= CHALLENGE =
Quote the entire listing below line for line, omitting the pictures from your answer.
>> BEGIN
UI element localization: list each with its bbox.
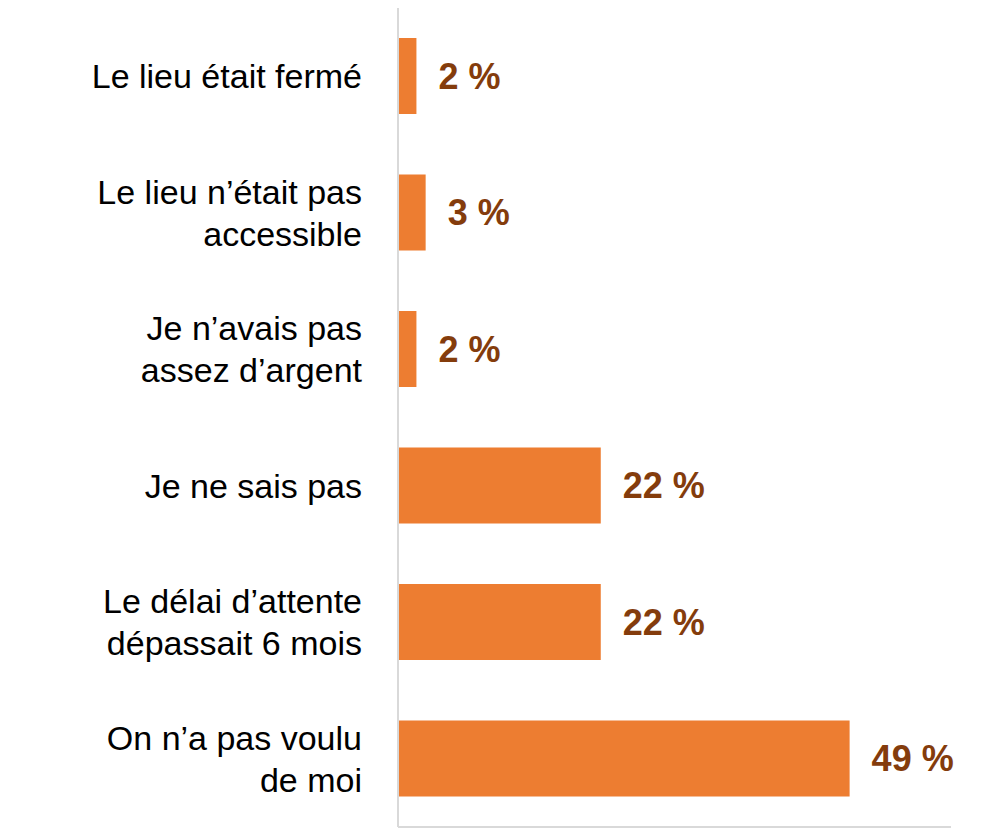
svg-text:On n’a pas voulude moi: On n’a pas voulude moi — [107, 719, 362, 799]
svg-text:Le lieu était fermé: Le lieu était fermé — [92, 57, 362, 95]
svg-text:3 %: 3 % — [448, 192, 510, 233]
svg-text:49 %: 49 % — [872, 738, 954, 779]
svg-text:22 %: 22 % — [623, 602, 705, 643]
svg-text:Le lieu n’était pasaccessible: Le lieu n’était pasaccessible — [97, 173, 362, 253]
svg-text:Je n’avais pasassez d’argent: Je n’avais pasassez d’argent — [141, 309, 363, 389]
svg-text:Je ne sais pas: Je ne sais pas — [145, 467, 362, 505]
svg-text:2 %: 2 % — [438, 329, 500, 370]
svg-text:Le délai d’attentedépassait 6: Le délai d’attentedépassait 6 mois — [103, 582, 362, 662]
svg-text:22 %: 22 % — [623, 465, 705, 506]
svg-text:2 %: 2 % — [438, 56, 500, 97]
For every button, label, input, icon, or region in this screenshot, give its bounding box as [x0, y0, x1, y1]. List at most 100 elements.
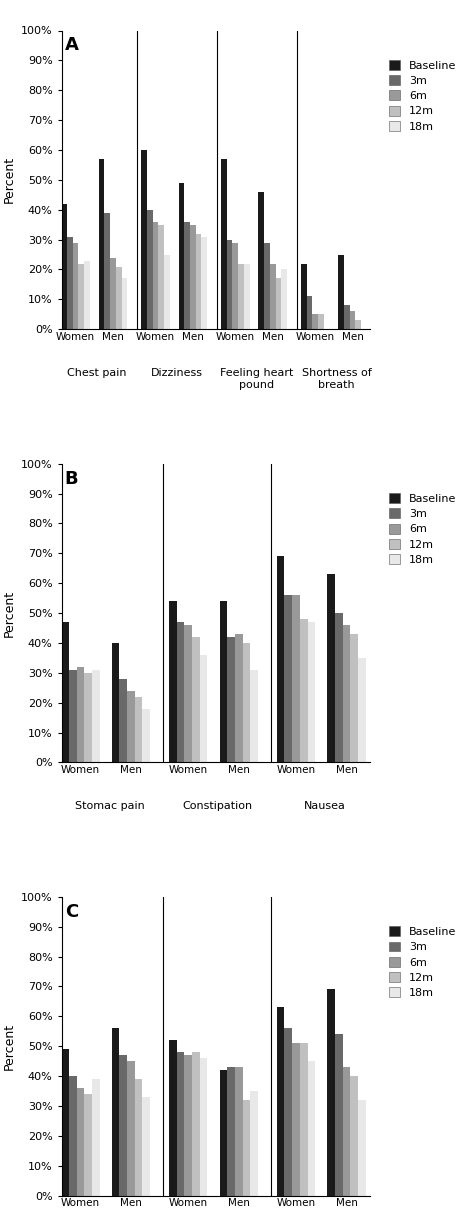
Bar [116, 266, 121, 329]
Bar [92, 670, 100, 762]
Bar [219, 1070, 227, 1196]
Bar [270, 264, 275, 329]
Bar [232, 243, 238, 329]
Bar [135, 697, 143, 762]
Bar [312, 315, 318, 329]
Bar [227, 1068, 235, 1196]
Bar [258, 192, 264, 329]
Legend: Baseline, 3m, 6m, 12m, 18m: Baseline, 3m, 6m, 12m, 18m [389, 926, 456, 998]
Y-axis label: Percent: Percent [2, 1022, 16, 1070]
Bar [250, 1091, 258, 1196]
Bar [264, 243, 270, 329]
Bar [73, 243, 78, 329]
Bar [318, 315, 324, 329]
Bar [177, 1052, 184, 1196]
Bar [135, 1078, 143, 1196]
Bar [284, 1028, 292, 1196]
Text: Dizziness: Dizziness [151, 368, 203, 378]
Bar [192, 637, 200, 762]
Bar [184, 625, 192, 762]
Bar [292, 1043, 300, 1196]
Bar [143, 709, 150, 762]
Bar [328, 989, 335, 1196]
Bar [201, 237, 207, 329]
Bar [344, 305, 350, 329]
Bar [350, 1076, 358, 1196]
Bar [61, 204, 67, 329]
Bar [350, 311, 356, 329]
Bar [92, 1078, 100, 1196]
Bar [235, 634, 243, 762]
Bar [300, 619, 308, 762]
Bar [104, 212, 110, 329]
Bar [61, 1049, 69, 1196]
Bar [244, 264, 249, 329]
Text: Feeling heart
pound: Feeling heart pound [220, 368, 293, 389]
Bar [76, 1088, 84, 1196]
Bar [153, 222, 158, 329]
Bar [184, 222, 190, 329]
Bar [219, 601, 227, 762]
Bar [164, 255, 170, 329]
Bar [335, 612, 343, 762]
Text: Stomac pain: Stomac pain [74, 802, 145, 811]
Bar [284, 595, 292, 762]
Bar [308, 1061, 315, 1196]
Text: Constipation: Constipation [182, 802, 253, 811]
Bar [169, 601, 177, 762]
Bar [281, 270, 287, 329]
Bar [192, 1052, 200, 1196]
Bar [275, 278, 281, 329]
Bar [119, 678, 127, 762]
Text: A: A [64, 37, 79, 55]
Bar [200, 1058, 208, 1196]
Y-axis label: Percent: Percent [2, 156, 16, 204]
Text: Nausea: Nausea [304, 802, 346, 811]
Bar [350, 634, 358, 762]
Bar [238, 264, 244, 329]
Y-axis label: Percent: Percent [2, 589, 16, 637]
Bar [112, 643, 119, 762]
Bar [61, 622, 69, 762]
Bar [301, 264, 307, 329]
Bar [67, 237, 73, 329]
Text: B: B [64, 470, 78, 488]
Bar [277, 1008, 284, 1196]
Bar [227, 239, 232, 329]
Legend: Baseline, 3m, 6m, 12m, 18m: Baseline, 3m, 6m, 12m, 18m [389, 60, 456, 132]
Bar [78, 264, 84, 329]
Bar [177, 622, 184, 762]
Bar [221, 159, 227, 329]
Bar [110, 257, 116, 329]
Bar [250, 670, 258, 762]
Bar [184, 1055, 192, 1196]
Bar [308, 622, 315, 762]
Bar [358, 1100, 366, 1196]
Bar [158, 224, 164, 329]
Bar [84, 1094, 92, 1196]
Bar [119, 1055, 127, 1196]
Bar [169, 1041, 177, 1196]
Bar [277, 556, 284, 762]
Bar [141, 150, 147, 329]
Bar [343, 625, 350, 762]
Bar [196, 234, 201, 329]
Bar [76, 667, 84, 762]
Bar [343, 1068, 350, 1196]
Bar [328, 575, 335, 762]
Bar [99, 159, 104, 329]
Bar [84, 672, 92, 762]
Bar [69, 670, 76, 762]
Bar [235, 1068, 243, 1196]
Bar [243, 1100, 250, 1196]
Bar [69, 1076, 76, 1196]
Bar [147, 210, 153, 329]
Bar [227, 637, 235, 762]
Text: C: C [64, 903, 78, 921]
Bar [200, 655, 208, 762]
>> END
= FINISHED EXERCISE =
UI element localization: list each with its bbox.
svg-text:On n’a pas voulude moi: On n’a pas voulude moi — [107, 719, 362, 799]
svg-text:Le lieu était fermé: Le lieu était fermé — [92, 57, 362, 95]
svg-text:3 %: 3 % — [448, 192, 510, 233]
svg-text:49 %: 49 % — [872, 738, 954, 779]
svg-text:22 %: 22 % — [623, 602, 705, 643]
svg-text:Le lieu n’était pasaccessible: Le lieu n’était pasaccessible — [97, 173, 362, 253]
svg-text:Je n’avais pasassez d’argent: Je n’avais pasassez d’argent — [141, 309, 363, 389]
svg-text:Je ne sais pas: Je ne sais pas — [145, 467, 362, 505]
svg-text:2 %: 2 % — [438, 329, 500, 370]
svg-text:Le délai d’attentedépassait 6: Le délai d’attentedépassait 6 mois — [103, 582, 362, 662]
svg-text:22 %: 22 % — [623, 465, 705, 506]
svg-text:2 %: 2 % — [438, 56, 500, 97]
For every button, label, input, icon, or region in this screenshot, give its bounding box as [x0, y0, x1, y1]. List at most 100 elements.
Bar [116, 266, 121, 329]
Bar [92, 670, 100, 762]
Bar [219, 1070, 227, 1196]
Bar [270, 264, 275, 329]
Bar [232, 243, 238, 329]
Bar [135, 697, 143, 762]
Bar [312, 315, 318, 329]
Bar [227, 1068, 235, 1196]
Bar [258, 192, 264, 329]
Legend: Baseline, 3m, 6m, 12m, 18m: Baseline, 3m, 6m, 12m, 18m [389, 926, 456, 998]
Y-axis label: Percent: Percent [2, 1022, 16, 1070]
Bar [250, 1091, 258, 1196]
Bar [264, 243, 270, 329]
Bar [73, 243, 78, 329]
Bar [318, 315, 324, 329]
Bar [177, 1052, 184, 1196]
Bar [135, 1078, 143, 1196]
Bar [284, 1028, 292, 1196]
Text: Dizziness: Dizziness [151, 368, 203, 378]
Bar [192, 637, 200, 762]
Bar [184, 625, 192, 762]
Bar [292, 1043, 300, 1196]
Bar [143, 709, 150, 762]
Bar [328, 989, 335, 1196]
Bar [201, 237, 207, 329]
Bar [344, 305, 350, 329]
Bar [350, 1076, 358, 1196]
Bar [61, 204, 67, 329]
Bar [350, 311, 356, 329]
Bar [92, 1078, 100, 1196]
Bar [235, 634, 243, 762]
Bar [300, 619, 308, 762]
Bar [104, 212, 110, 329]
Bar [61, 1049, 69, 1196]
Bar [244, 264, 249, 329]
Text: Feeling heart
pound: Feeling heart pound [220, 368, 293, 389]
Bar [76, 1088, 84, 1196]
Bar [153, 222, 158, 329]
Bar [184, 222, 190, 329]
Bar [219, 601, 227, 762]
Bar [164, 255, 170, 329]
Bar [335, 612, 343, 762]
Text: Stomac pain: Stomac pain [74, 802, 145, 811]
Bar [284, 595, 292, 762]
Bar [308, 1061, 315, 1196]
Text: Constipation: Constipation [182, 802, 253, 811]
Bar [169, 601, 177, 762]
Bar [281, 270, 287, 329]
Bar [192, 1052, 200, 1196]
Bar [275, 278, 281, 329]
Bar [119, 678, 127, 762]
Text: A: A [64, 37, 79, 55]
Bar [200, 1058, 208, 1196]
Y-axis label: Percent: Percent [2, 156, 16, 204]
Text: Nausea: Nausea [304, 802, 346, 811]
Bar [350, 634, 358, 762]
Bar [238, 264, 244, 329]
Y-axis label: Percent: Percent [2, 589, 16, 637]
Bar [112, 643, 119, 762]
Bar [61, 622, 69, 762]
Bar [301, 264, 307, 329]
Bar [67, 237, 73, 329]
Text: B: B [64, 470, 78, 488]
Bar [277, 1008, 284, 1196]
Bar [227, 239, 232, 329]
Legend: Baseline, 3m, 6m, 12m, 18m: Baseline, 3m, 6m, 12m, 18m [389, 60, 456, 132]
Bar [78, 264, 84, 329]
Bar [177, 622, 184, 762]
Bar [221, 159, 227, 329]
Bar [110, 257, 116, 329]
Bar [250, 670, 258, 762]
Bar [184, 1055, 192, 1196]
Bar [308, 622, 315, 762]
Bar [358, 1100, 366, 1196]
Bar [158, 224, 164, 329]
Bar [84, 1094, 92, 1196]
Bar [119, 1055, 127, 1196]
Bar [169, 1041, 177, 1196]
Bar [277, 556, 284, 762]
Bar [141, 150, 147, 329]
Bar [343, 625, 350, 762]
Bar [196, 234, 201, 329]
Bar [76, 667, 84, 762]
Bar [343, 1068, 350, 1196]
Bar [328, 575, 335, 762]
Bar [99, 159, 104, 329]
Bar [84, 672, 92, 762]
Bar [69, 670, 76, 762]
Bar [235, 1068, 243, 1196]
Bar [243, 1100, 250, 1196]
Bar [69, 1076, 76, 1196]
Bar [147, 210, 153, 329]
Bar [227, 637, 235, 762]
Text: C: C [64, 903, 78, 921]
Bar [200, 655, 208, 762]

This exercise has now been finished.